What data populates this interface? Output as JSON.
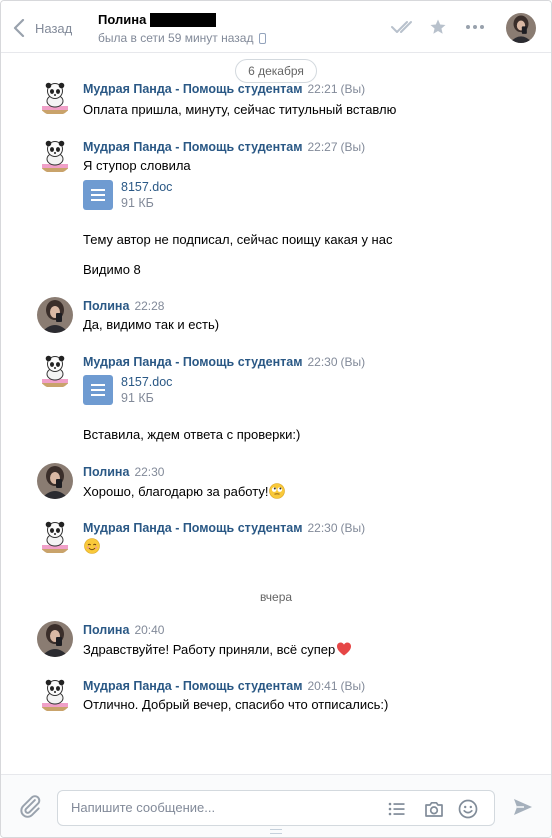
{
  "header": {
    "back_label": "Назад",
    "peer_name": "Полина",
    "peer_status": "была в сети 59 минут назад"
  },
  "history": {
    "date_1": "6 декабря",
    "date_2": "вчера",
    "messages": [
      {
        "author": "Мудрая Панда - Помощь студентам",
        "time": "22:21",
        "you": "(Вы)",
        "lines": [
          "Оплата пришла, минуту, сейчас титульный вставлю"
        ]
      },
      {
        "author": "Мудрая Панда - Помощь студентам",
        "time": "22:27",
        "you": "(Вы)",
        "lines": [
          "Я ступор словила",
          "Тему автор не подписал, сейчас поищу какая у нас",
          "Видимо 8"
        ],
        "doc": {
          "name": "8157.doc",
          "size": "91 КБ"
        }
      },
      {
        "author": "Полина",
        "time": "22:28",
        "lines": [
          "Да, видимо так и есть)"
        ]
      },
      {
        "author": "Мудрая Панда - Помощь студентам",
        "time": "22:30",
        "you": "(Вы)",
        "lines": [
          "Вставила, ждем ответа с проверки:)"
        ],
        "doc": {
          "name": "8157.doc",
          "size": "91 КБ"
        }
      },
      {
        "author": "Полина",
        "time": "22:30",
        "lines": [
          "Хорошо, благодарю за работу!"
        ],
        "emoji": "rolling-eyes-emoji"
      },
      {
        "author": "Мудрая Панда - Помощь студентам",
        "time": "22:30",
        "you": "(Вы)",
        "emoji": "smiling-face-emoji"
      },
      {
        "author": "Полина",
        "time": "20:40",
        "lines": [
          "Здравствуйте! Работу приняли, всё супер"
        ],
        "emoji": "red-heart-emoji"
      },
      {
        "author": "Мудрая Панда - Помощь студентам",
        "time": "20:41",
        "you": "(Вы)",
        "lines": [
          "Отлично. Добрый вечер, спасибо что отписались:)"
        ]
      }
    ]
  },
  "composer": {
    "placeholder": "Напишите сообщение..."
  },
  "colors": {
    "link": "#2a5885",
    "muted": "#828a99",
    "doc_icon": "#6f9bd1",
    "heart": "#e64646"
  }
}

Task to carry out.
Return the listing above unchanged, apart from dropping its pictures.

Final result.
What data populates this interface? Output as JSON.
{
  "header": {
    "back_label": "Назад",
    "peer_name": "Полина",
    "peer_status": "была в сети 59 минут назад"
  },
  "history": {
    "date_1": "6 декабря",
    "date_2": "вчера",
    "messages": [
      {
        "author": "Мудрая Панда - Помощь студентам",
        "time": "22:21",
        "you": "(Вы)",
        "lines": [
          "Оплата пришла, минуту, сейчас титульный вставлю"
        ]
      },
      {
        "author": "Мудрая Панда - Помощь студентам",
        "time": "22:27",
        "you": "(Вы)",
        "lines": [
          "Я ступор словила",
          "Тему автор не подписал, сейчас поищу какая у нас",
          "Видимо 8"
        ],
        "doc": {
          "name": "8157.doc",
          "size": "91 КБ"
        }
      },
      {
        "author": "Полина",
        "time": "22:28",
        "lines": [
          "Да, видимо так и есть)"
        ]
      },
      {
        "author": "Мудрая Панда - Помощь студентам",
        "time": "22:30",
        "you": "(Вы)",
        "lines": [
          "Вставила, ждем ответа с проверки:)"
        ],
        "doc": {
          "name": "8157.doc",
          "size": "91 КБ"
        }
      },
      {
        "author": "Полина",
        "time": "22:30",
        "lines": [
          "Хорошо, благодарю за работу!"
        ],
        "emoji": "rolling-eyes-emoji"
      },
      {
        "author": "Мудрая Панда - Помощь студентам",
        "time": "22:30",
        "you": "(Вы)",
        "emoji": "smiling-face-emoji"
      },
      {
        "author": "Полина",
        "time": "20:40",
        "lines": [
          "Здравствуйте! Работу приняли, всё супер"
        ],
        "emoji": "red-heart-emoji"
      },
      {
        "author": "Мудрая Панда - Помощь студентам",
        "time": "20:41",
        "you": "(Вы)",
        "lines": [
          "Отлично. Добрый вечер, спасибо что отписались:)"
        ]
      }
    ]
  },
  "composer": {
    "placeholder": "Напишите сообщение..."
  },
  "colors": {
    "link": "#2a5885",
    "muted": "#828a99",
    "doc_icon": "#6f9bd1",
    "heart": "#e64646"
  }
}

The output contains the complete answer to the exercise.